| WRITTEN INSTRUCTION |
Return the lines where the word "ventas" occurs.

Collected data
****

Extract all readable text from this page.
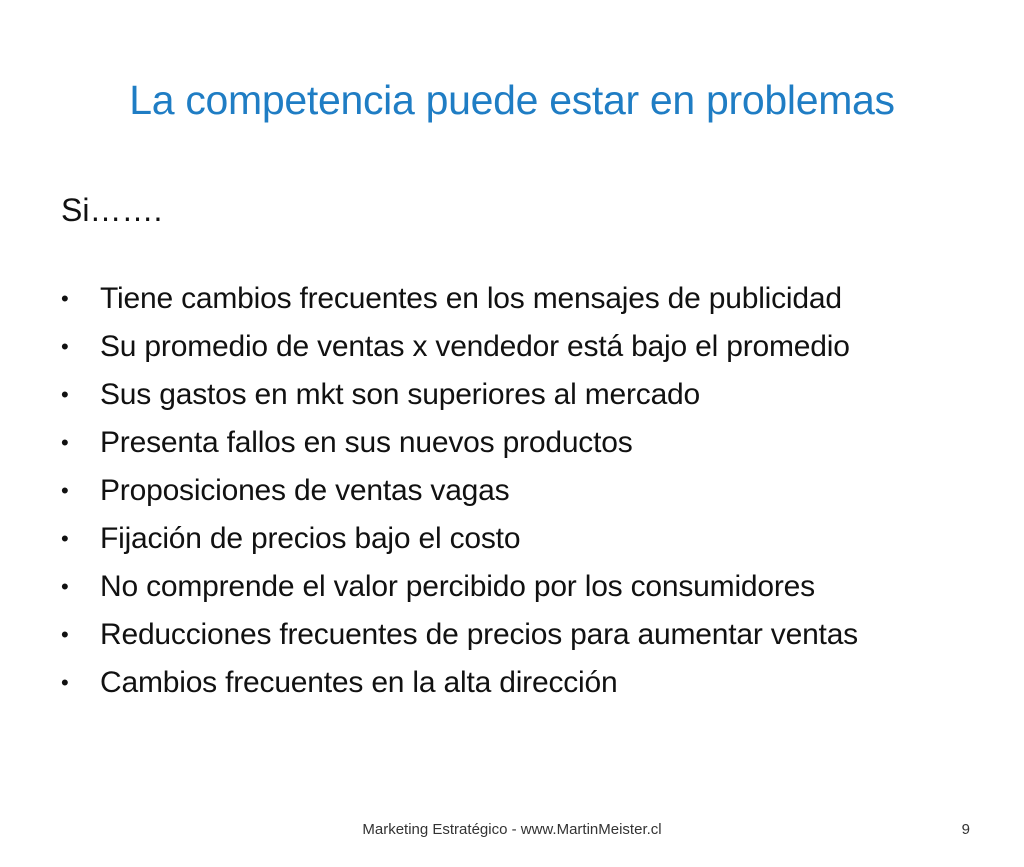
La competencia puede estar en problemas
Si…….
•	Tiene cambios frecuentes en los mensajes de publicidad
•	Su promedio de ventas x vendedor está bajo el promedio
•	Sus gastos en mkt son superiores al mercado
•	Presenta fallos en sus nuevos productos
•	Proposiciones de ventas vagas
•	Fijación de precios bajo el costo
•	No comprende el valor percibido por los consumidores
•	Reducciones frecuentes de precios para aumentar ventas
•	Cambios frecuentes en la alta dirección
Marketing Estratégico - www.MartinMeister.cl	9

****

| THE RESPONSE |
•	Su promedio de ventas x vendedor está bajo el promedio
•	Proposiciones de ventas vagas
•	Reducciones frecuentes de precios para aumentar ventas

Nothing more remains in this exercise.